Goal:
Extract the listing below in full, unchanged.

Data rows:

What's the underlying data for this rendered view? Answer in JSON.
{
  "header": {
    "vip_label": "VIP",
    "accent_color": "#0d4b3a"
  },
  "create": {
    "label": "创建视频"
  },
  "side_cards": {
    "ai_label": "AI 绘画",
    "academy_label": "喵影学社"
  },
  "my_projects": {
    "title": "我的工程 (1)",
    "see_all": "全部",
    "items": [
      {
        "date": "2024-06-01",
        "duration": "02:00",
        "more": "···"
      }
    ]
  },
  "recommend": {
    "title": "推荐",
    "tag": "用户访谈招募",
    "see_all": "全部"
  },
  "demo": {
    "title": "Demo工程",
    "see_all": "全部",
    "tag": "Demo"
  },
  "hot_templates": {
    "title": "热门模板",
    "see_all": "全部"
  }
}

Worked solution:
What's the underlying data for this rendered view? Answer in JSON.
{
  "header": {
    "vip_label": "VIP",
    "accent_color": "#0d4b3a"
  },
  "create": {
    "label": "创建视频"
  },
  "side_cards": {
    "ai_label": "AI 绘画",
    "academy_label": "喵影学社"
  },
  "my_projects": {
    "title": "我的工程 (1)",
    "see_all": "全部",
    "items": [
      {
        "date": "2024-06-01",
        "duration": "02:00",
        "more": "···"
      }
    ]
  },
  "recommend": {
    "title": "推荐",
    "tag": "用户访谈招募",
    "see_all": "全部"
  },
  "demo": {
    "title": "Demo工程",
    "see_all": "全部",
    "tag": "Demo"
  },
  "hot_templates": {
    "title": "热门模板",
    "see_all": "全部"
  }
}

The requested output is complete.